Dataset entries
____
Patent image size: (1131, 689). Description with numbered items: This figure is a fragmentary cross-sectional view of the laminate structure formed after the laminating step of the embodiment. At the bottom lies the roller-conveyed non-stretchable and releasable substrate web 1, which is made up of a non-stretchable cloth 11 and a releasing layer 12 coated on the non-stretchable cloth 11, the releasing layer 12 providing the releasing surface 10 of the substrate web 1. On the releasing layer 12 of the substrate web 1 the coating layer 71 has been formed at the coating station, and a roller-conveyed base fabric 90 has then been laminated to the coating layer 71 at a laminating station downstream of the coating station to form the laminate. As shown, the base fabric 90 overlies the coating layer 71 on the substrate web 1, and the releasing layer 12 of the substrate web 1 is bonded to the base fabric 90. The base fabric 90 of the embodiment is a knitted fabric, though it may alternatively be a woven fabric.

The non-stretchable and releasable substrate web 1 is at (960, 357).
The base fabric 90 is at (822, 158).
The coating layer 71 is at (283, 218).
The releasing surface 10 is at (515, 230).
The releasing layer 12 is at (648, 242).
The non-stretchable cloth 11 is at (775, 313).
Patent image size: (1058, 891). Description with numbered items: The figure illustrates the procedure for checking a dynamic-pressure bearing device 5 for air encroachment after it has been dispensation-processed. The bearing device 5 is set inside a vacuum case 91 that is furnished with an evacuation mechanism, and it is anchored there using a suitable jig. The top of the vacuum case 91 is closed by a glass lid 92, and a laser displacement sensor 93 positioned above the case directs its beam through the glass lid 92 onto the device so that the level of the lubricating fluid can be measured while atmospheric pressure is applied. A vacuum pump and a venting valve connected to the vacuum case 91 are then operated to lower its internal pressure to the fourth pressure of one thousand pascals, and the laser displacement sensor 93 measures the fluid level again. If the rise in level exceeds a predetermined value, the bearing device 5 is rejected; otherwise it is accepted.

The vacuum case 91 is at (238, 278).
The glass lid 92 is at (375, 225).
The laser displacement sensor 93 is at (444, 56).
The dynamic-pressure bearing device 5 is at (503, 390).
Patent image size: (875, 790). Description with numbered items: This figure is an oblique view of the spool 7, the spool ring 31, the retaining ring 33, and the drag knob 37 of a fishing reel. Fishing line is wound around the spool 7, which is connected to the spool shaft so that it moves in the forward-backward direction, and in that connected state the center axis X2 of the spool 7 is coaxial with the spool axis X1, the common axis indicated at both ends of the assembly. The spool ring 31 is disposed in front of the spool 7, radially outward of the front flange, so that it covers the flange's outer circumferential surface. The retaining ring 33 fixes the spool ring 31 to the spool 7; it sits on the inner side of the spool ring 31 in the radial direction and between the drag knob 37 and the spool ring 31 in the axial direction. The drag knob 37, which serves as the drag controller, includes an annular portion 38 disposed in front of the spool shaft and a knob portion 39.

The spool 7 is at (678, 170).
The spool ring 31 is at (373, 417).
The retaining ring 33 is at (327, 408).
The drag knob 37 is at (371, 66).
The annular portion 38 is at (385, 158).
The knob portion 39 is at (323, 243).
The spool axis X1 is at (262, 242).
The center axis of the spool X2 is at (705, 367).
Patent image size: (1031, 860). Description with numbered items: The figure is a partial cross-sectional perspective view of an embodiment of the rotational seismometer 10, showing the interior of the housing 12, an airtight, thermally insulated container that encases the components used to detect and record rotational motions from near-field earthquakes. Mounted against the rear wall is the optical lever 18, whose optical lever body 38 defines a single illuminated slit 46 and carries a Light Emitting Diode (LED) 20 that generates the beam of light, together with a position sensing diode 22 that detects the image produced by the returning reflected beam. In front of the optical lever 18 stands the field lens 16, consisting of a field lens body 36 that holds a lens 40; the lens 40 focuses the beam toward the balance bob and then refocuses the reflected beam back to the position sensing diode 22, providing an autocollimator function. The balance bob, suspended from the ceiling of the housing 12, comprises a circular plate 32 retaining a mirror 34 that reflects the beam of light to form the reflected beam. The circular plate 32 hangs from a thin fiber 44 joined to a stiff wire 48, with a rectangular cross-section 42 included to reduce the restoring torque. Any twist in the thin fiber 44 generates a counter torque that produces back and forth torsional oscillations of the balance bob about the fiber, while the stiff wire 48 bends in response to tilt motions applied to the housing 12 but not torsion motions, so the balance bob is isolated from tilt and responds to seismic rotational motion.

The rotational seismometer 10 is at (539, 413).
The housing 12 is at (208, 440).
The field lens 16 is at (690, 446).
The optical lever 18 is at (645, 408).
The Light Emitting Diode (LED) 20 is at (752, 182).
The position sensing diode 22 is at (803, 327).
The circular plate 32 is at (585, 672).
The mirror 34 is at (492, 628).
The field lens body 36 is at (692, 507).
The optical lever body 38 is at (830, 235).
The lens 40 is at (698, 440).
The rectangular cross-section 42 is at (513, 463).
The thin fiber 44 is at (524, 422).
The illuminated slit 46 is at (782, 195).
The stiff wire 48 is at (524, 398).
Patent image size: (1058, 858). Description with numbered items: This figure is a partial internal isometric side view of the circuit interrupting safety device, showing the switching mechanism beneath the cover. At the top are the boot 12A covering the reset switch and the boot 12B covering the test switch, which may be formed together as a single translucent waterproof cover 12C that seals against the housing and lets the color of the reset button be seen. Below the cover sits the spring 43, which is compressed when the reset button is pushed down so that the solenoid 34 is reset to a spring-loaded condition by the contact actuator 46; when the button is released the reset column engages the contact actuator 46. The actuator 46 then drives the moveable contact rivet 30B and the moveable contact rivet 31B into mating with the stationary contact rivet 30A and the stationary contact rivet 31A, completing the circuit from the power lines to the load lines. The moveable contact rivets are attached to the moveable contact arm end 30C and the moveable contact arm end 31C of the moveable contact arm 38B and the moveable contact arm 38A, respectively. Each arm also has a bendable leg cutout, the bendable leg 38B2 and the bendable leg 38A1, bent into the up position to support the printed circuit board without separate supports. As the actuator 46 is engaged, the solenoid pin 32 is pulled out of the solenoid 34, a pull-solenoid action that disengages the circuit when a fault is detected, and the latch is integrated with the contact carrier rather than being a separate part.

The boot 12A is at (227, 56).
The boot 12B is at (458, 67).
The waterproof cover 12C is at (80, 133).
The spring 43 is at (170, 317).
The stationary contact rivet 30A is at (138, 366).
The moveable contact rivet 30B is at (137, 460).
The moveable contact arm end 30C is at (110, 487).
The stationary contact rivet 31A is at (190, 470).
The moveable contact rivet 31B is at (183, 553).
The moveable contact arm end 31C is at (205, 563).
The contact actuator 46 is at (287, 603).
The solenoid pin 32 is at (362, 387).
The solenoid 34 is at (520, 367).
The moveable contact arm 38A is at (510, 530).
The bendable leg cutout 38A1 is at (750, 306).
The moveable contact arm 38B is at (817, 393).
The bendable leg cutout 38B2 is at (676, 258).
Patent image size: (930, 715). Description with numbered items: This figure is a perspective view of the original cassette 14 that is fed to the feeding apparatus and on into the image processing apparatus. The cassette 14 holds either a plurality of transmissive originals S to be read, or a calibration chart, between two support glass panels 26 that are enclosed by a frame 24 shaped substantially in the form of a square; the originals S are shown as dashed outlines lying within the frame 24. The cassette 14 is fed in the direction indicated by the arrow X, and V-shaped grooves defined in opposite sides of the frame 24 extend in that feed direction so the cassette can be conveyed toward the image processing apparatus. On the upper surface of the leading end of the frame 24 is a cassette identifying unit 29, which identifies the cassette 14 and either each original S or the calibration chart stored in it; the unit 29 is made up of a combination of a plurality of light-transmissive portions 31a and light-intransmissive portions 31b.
____
_Task to carry out_
Write out every one of the records above word for word, with no changes.

_Complete response_
Patent image size: (1131, 689). Description with numbered items: This figure is a fragmentary cross-sectional view of the laminate structure formed after the laminating step of the embodiment. At the bottom lies the roller-conveyed non-stretchable and releasable substrate web 1, which is made up of a non-stretchable cloth 11 and a releasing layer 12 coated on the non-stretchable cloth 11, the releasing layer 12 providing the releasing surface 10 of the substrate web 1. On the releasing layer 12 of the substrate web 1 the coating layer 71 has been formed at the coating station, and a roller-conveyed base fabric 90 has then been laminated to the coating layer 71 at a laminating station downstream of the coating station to form the laminate. As shown, the base fabric 90 overlies the coating layer 71 on the substrate web 1, and the releasing layer 12 of the substrate web 1 is bonded to the base fabric 90. The base fabric 90 of the embodiment is a knitted fabric, though it may alternatively be a woven fabric.

The non-stretchable and releasable substrate web 1 is at (960, 357).
The base fabric 90 is at (822, 158).
The coating layer 71 is at (283, 218).
The releasing surface 10 is at (515, 230).
The releasing layer 12 is at (648, 242).
The non-stretchable cloth 11 is at (775, 313).
Patent image size: (1058, 891). Description with numbered items: The figure illustrates the procedure for checking a dynamic-pressure bearing device 5 for air encroachment after it has been dispensation-processed. The bearing device 5 is set inside a vacuum case 91 that is furnished with an evacuation mechanism, and it is anchored there using a suitable jig. The top of the vacuum case 91 is closed by a glass lid 92, and a laser displacement sensor 93 positioned above the case directs its beam through the glass lid 92 onto the device so that the level of the lubricating fluid can be measured while atmospheric pressure is applied. A vacuum pump and a venting valve connected to the vacuum case 91 are then operated to lower its internal pressure to the fourth pressure of one thousand pascals, and the laser displacement sensor 93 measures the fluid level again. If the rise in level exceeds a predetermined value, the bearing device 5 is rejected; otherwise it is accepted.

The vacuum case 91 is at (238, 278).
The glass lid 92 is at (375, 225).
The laser displacement sensor 93 is at (444, 56).
The dynamic-pressure bearing device 5 is at (503, 390).
Patent image size: (875, 790). Description with numbered items: This figure is an oblique view of the spool 7, the spool ring 31, the retaining ring 33, and the drag knob 37 of a fishing reel. Fishing line is wound around the spool 7, which is connected to the spool shaft so that it moves in the forward-backward direction, and in that connected state the center axis X2 of the spool 7 is coaxial with the spool axis X1, the common axis indicated at both ends of the assembly. The spool ring 31 is disposed in front of the spool 7, radially outward of the front flange, so that it covers the flange's outer circumferential surface. The retaining ring 33 fixes the spool ring 31 to the spool 7; it sits on the inner side of the spool ring 31 in the radial direction and between the drag knob 37 and the spool ring 31 in the axial direction. The drag knob 37, which serves as the drag controller, includes an annular portion 38 disposed in front of the spool shaft and a knob portion 39.

The spool 7 is at (678, 170).
The spool ring 31 is at (373, 417).
The retaining ring 33 is at (327, 408).
The drag knob 37 is at (371, 66).
The annular portion 38 is at (385, 158).
The knob portion 39 is at (323, 243).
The spool axis X1 is at (262, 242).
The center axis of the spool X2 is at (705, 367).
Patent image size: (1031, 860). Description with numbered items: The figure is a partial cross-sectional perspective view of an embodiment of the rotational seismometer 10, showing the interior of the housing 12, an airtight, thermally insulated container that encases the components used to detect and record rotational motions from near-field earthquakes. Mounted against the rear wall is the optical lever 18, whose optical lever body 38 defines a single illuminated slit 46 and carries a Light Emitting Diode (LED) 20 that generates the beam of light, together with a position sensing diode 22 that detects the image produced by the returning reflected beam. In front of the optical lever 18 stands the field lens 16, consisting of a field lens body 36 that holds a lens 40; the lens 40 focuses the beam toward the balance bob and then refocuses the reflected beam back to the position sensing diode 22, providing an autocollimator function. The balance bob, suspended from the ceiling of the housing 12, comprises a circular plate 32 retaining a mirror 34 that reflects the beam of light to form the reflected beam. The circular plate 32 hangs from a thin fiber 44 joined to a stiff wire 48, with a rectangular cross-section 42 included to reduce the restoring torque. Any twist in the thin fiber 44 generates a counter torque that produces back and forth torsional oscillations of the balance bob about the fiber, while the stiff wire 48 bends in response to tilt motions applied to the housing 12 but not torsion motions, so the balance bob is isolated from tilt and responds to seismic rotational motion.

The rotational seismometer 10 is at (539, 413).
The housing 12 is at (208, 440).
The field lens 16 is at (690, 446).
The optical lever 18 is at (645, 408).
The Light Emitting Diode (LED) 20 is at (752, 182).
The position sensing diode 22 is at (803, 327).
The circular plate 32 is at (585, 672).
The mirror 34 is at (492, 628).
The field lens body 36 is at (692, 507).
The optical lever body 38 is at (830, 235).
The lens 40 is at (698, 440).
The rectangular cross-section 42 is at (513, 463).
The thin fiber 44 is at (524, 422).
The illuminated slit 46 is at (782, 195).
The stiff wire 48 is at (524, 398).
Patent image size: (1058, 858). Description with numbered items: This figure is a partial internal isometric side view of the circuit interrupting safety device, showing the switching mechanism beneath the cover. At the top are the boot 12A covering the reset switch and the boot 12B covering the test switch, which may be formed together as a single translucent waterproof cover 12C that seals against the housing and lets the color of the reset button be seen. Below the cover sits the spring 43, which is compressed when the reset button is pushed down so that the solenoid 34 is reset to a spring-loaded condition by the contact actuator 46; when the button is released the reset column engages the contact actuator 46. The actuator 46 then drives the moveable contact rivet 30B and the moveable contact rivet 31B into mating with the stationary contact rivet 30A and the stationary contact rivet 31A, completing the circuit from the power lines to the load lines. The moveable contact rivets are attached to the moveable contact arm end 30C and the moveable contact arm end 31C of the moveable contact arm 38B and the moveable contact arm 38A, respectively. Each arm also has a bendable leg cutout, the bendable leg 38B2 and the bendable leg 38A1, bent into the up position to support the printed circuit board without separate supports. As the actuator 46 is engaged, the solenoid pin 32 is pulled out of the solenoid 34, a pull-solenoid action that disengages the circuit when a fault is detected, and the latch is integrated with the contact carrier rather than being a separate part.

The boot 12A is at (227, 56).
The boot 12B is at (458, 67).
The waterproof cover 12C is at (80, 133).
The spring 43 is at (170, 317).
The stationary contact rivet 30A is at (138, 366).
The moveable contact rivet 30B is at (137, 460).
The moveable contact arm end 30C is at (110, 487).
The stationary contact rivet 31A is at (190, 470).
The moveable contact rivet 31B is at (183, 553).
The moveable contact arm end 31C is at (205, 563).
The contact actuator 46 is at (287, 603).
The solenoid pin 32 is at (362, 387).
The solenoid 34 is at (520, 367).
The moveable contact arm 38A is at (510, 530).
The bendable leg cutout 38A1 is at (750, 306).
The moveable contact arm 38B is at (817, 393).
The bendable leg cutout 38B2 is at (676, 258).
Patent image size: (930, 715). Description with numbered items: This figure is a perspective view of the original cassette 14 that is fed to the feeding apparatus and on into the image processing apparatus. The cassette 14 holds either a plurality of transmissive originals S to be read, or a calibration chart, between two support glass panels 26 that are enclosed by a frame 24 shaped substantially in the form of a square; the originals S are shown as dashed outlines lying within the frame 24. The cassette 14 is fed in the direction indicated by the arrow X, and V-shaped grooves defined in opposite sides of the frame 24 extend in that feed direction so the cassette can be conveyed toward the image processing apparatus. On the upper surface of the leading end of the frame 24 is a cassette identifying unit 29, which identifies the cassette 14 and either each original S or the calibration chart stored in it; the unit 29 is made up of a combination of a plurality of light-transmissive portions 31a and light-intransmissive portions 31b.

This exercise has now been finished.